> Task instructions:
Give the data below again, word for word.

> Listing:
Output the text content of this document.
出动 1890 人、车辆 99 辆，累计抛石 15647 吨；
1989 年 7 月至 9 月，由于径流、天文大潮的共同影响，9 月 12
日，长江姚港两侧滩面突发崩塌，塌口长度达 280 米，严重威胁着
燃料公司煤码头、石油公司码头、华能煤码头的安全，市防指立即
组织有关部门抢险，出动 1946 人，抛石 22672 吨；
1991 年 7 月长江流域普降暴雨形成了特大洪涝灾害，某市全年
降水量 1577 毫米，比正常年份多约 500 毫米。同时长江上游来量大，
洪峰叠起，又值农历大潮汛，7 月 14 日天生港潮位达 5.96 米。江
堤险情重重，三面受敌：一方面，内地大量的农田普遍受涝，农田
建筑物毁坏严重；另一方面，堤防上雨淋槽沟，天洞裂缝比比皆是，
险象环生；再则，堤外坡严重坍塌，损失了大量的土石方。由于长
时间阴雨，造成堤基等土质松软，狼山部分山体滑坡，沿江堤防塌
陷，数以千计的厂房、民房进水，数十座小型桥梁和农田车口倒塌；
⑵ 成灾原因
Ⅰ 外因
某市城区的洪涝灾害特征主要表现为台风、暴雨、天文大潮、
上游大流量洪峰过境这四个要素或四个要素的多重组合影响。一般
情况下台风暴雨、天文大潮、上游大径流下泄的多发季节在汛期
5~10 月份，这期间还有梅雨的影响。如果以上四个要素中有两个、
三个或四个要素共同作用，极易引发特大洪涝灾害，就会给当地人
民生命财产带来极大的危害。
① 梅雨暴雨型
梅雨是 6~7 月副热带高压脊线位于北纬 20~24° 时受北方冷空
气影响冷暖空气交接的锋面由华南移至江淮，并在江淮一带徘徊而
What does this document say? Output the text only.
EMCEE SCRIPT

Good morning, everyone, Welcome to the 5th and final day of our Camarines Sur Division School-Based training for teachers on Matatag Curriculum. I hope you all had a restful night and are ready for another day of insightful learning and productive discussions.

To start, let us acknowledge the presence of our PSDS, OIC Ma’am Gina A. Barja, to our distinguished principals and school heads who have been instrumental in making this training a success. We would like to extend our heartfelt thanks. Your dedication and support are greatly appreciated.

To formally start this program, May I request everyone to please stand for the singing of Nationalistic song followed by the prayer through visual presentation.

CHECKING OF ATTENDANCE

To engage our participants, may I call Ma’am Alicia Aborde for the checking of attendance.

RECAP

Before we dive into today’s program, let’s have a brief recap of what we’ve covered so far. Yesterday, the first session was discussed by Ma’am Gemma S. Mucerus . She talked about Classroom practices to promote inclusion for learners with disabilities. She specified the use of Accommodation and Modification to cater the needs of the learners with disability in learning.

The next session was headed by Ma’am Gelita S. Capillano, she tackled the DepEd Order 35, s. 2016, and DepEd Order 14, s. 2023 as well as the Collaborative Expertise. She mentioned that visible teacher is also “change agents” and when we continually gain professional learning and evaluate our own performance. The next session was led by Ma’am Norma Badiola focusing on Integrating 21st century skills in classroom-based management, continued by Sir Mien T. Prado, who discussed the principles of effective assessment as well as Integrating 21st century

> Correct output:
Output the text content of this document.
出动 1890 人、车辆 99 辆，累计抛石 15647 吨；
1989 年 7 月至 9 月，由于径流、天文大潮的共同影响，9 月 12
日，长江姚港两侧滩面突发崩塌，塌口长度达 280 米，严重威胁着
燃料公司煤码头、石油公司码头、华能煤码头的安全，市防指立即
组织有关部门抢险，出动 1946 人，抛石 22672 吨；
1991 年 7 月长江流域普降暴雨形成了特大洪涝灾害，某市全年
降水量 1577 毫米，比正常年份多约 500 毫米。同时长江上游来量大，
洪峰叠起，又值农历大潮汛，7 月 14 日天生港潮位达 5.96 米。江
堤险情重重，三面受敌：一方面，内地大量的农田普遍受涝，农田
建筑物毁坏严重；另一方面，堤防上雨淋槽沟，天洞裂缝比比皆是，
险象环生；再则，堤外坡严重坍塌，损失了大量的土石方。由于长
时间阴雨，造成堤基等土质松软，狼山部分山体滑坡，沿江堤防塌
陷，数以千计的厂房、民房进水，数十座小型桥梁和农田车口倒塌；
⑵ 成灾原因
Ⅰ 外因
某市城区的洪涝灾害特征主要表现为台风、暴雨、天文大潮、
上游大流量洪峰过境这四个要素或四个要素的多重组合影响。一般
情况下台风暴雨、天文大潮、上游大径流下泄的多发季节在汛期
5~10 月份，这期间还有梅雨的影响。如果以上四个要素中有两个、
三个或四个要素共同作用，极易引发特大洪涝灾害，就会给当地人
民生命财产带来极大的危害。
① 梅雨暴雨型
梅雨是 6~7 月副热带高压脊线位于北纬 20~24° 时受北方冷空
气影响冷暖空气交接的锋面由华南移至江淮，并在江淮一带徘徊而
What does this document say? Output the text only.
EMCEE SCRIPT

Good morning, everyone, Welcome to the 5th and final day of our Camarines Sur Division School-Based training for teachers on Matatag Curriculum. I hope you all had a restful night and are ready for another day of insightful learning and productive discussions.

To start, let us acknowledge the presence of our PSDS, OIC Ma’am Gina A. Barja, to our distinguished principals and school heads who have been instrumental in making this training a success. We would like to extend our heartfelt thanks. Your dedication and support are greatly appreciated.

To formally start this program, May I request everyone to please stand for the singing of Nationalistic song followed by the prayer through visual presentation.

CHECKING OF ATTENDANCE

To engage our participants, may I call Ma’am Alicia Aborde for the checking of attendance.

RECAP

Before we dive into today’s program, let’s have a brief recap of what we’ve covered so far. Yesterday, the first session was discussed by Ma’am Gemma S. Mucerus . She talked about Classroom practices to promote inclusion for learners with disabilities. She specified the use of Accommodation and Modification to cater the needs of the learners with disability in learning.

The next session was headed by Ma’am Gelita S. Capillano, she tackled the DepEd Order 35, s. 2016, and DepEd Order 14, s. 2023 as well as the Collaborative Expertise. She mentioned that visible teacher is also “change agents” and when we continually gain professional learning and evaluate our own performance. The next session was led by Ma’am Norma Badiola focusing on Integrating 21st century skills in classroom-based management, continued by Sir Mien T. Prado, who discussed the principles of effective assessment as well as Integrating 21st century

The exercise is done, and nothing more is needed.